**PROBLEM REQUIREMENTS:** Extract the lines that carry the string "blue" from the listing.

**SUPPLIED ENTRIES:**
** begin **
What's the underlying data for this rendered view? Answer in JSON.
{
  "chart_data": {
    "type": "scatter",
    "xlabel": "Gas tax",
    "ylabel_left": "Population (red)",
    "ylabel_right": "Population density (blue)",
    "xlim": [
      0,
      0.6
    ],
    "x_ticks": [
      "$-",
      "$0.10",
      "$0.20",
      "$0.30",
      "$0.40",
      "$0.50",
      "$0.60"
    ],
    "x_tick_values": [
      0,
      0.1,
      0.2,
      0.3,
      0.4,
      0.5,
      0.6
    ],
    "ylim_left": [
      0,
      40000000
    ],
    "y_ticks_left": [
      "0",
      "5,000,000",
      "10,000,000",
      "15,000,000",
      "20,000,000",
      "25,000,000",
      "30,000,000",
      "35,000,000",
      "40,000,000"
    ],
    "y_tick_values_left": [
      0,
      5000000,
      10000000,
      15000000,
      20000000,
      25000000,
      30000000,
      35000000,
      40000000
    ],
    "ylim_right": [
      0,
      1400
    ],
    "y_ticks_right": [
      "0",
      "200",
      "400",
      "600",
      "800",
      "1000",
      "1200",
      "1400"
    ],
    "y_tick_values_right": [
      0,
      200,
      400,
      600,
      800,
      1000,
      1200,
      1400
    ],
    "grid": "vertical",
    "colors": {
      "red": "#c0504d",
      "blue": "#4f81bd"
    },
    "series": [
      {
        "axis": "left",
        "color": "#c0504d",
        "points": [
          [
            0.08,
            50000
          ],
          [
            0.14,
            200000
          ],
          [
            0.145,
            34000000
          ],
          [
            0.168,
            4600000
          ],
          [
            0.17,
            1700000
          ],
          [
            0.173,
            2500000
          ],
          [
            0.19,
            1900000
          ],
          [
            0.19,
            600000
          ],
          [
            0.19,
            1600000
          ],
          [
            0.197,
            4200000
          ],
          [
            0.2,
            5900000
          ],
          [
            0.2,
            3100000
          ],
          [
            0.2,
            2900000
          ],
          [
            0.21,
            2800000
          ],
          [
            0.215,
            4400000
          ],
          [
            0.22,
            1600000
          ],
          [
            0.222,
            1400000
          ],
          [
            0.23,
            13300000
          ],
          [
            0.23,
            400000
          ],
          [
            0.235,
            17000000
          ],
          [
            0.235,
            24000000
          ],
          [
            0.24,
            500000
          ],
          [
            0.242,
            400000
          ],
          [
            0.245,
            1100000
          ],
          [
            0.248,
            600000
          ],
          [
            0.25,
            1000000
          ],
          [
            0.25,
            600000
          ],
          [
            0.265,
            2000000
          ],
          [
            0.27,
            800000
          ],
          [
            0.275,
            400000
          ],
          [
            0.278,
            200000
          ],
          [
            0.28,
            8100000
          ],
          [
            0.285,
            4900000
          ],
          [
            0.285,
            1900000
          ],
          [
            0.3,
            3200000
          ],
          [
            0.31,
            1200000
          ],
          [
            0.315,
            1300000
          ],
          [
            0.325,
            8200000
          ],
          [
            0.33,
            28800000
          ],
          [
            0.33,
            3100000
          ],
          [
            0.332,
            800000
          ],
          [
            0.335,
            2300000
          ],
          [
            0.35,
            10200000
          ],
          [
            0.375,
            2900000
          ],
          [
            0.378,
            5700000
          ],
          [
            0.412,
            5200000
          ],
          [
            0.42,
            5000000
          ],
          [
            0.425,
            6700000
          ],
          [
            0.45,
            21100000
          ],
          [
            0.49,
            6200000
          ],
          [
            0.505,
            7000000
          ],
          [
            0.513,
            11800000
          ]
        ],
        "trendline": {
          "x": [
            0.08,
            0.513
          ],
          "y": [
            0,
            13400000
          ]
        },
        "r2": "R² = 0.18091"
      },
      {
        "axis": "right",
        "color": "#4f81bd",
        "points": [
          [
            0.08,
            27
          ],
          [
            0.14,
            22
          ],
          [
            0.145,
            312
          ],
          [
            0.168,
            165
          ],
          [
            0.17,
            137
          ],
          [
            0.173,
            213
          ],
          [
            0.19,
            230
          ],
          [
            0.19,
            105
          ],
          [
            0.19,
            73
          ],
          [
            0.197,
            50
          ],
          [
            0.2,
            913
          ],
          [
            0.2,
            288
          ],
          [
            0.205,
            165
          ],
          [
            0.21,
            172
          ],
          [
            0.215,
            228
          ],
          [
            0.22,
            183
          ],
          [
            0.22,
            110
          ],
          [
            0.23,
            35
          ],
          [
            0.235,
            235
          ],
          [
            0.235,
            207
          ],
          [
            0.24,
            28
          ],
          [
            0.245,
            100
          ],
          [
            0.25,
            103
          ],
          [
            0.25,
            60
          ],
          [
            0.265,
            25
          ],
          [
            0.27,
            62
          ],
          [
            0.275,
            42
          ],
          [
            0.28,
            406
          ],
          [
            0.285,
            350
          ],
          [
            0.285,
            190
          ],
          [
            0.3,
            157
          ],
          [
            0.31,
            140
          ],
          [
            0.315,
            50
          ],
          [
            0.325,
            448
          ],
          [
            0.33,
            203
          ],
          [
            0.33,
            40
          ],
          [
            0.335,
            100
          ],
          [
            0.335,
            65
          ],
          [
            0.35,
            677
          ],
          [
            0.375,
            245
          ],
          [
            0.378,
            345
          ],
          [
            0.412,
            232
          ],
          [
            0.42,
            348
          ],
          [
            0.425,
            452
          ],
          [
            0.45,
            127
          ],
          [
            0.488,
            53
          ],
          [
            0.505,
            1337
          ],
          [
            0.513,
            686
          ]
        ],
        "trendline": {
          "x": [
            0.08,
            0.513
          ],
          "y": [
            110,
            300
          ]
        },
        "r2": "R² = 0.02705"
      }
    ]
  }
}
** end **
**CORRECT RESPONSE:**
    "ylabel_right": "Population density (blue)",
      "blue": "#4f81bd"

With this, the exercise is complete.